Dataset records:
◇ ◇ ◇ ◇
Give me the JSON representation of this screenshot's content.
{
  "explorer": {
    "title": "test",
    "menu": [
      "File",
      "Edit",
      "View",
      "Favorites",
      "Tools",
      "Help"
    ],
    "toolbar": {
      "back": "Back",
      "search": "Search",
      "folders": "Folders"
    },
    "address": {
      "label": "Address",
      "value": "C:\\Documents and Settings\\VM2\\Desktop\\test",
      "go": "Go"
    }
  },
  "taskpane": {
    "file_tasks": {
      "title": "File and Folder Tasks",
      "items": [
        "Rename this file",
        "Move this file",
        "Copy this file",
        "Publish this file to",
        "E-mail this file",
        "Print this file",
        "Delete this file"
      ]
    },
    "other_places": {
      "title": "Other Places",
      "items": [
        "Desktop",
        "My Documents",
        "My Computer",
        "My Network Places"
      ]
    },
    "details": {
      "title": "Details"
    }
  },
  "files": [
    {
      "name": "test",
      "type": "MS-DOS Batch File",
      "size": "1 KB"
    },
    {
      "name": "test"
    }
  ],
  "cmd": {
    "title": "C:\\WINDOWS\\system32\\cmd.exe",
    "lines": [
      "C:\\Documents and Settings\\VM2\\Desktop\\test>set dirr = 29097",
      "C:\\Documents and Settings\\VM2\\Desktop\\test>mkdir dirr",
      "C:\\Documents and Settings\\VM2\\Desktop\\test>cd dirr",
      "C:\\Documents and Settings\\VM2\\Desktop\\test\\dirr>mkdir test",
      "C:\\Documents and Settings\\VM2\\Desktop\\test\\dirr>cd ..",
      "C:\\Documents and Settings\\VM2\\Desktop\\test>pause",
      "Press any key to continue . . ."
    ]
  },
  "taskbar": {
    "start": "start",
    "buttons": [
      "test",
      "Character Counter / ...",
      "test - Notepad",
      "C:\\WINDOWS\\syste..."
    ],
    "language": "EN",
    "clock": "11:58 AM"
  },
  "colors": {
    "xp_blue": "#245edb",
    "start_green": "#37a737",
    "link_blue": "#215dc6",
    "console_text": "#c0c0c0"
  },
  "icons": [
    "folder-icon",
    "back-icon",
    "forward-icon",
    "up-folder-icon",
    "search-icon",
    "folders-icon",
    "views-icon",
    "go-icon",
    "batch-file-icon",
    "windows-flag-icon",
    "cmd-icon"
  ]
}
◇ ◇ ◇ ◇
[Written task] Word for word, extract all the records.

[Response for this exercise]
Give me the JSON representation of this screenshot's content.
{
  "explorer": {
    "title": "test",
    "menu": [
      "File",
      "Edit",
      "View",
      "Favorites",
      "Tools",
      "Help"
    ],
    "toolbar": {
      "back": "Back",
      "search": "Search",
      "folders": "Folders"
    },
    "address": {
      "label": "Address",
      "value": "C:\\Documents and Settings\\VM2\\Desktop\\test",
      "go": "Go"
    }
  },
  "taskpane": {
    "file_tasks": {
      "title": "File and Folder Tasks",
      "items": [
        "Rename this file",
        "Move this file",
        "Copy this file",
        "Publish this file to",
        "E-mail this file",
        "Print this file",
        "Delete this file"
      ]
    },
    "other_places": {
      "title": "Other Places",
      "items": [
        "Desktop",
        "My Documents",
        "My Computer",
        "My Network Places"
      ]
    },
    "details": {
      "title": "Details"
    }
  },
  "files": [
    {
      "name": "test",
      "type": "MS-DOS Batch File",
      "size": "1 KB"
    },
    {
      "name": "test"
    }
  ],
  "cmd": {
    "title": "C:\\WINDOWS\\system32\\cmd.exe",
    "lines": [
      "C:\\Documents and Settings\\VM2\\Desktop\\test>set dirr = 29097",
      "C:\\Documents and Settings\\VM2\\Desktop\\test>mkdir dirr",
      "C:\\Documents and Settings\\VM2\\Desktop\\test>cd dirr",
      "C:\\Documents and Settings\\VM2\\Desktop\\test\\dirr>mkdir test",
      "C:\\Documents and Settings\\VM2\\Desktop\\test\\dirr>cd ..",
      "C:\\Documents and Settings\\VM2\\Desktop\\test>pause",
      "Press any key to continue . . ."
    ]
  },
  "taskbar": {
    "start": "start",
    "buttons": [
      "test",
      "Character Counter / ...",
      "test - Notepad",
      "C:\\WINDOWS\\syste..."
    ],
    "language": "EN",
    "clock": "11:58 AM"
  },
  "colors": {
    "xp_blue": "#245edb",
    "start_green": "#37a737",
    "link_blue": "#215dc6",
    "console_text": "#c0c0c0"
  },
  "icons": [
    "folder-icon",
    "back-icon",
    "forward-icon",
    "up-folder-icon",
    "search-icon",
    "folders-icon",
    "views-icon",
    "go-icon",
    "batch-file-icon",
    "windows-flag-icon",
    "cmd-icon"
  ]
}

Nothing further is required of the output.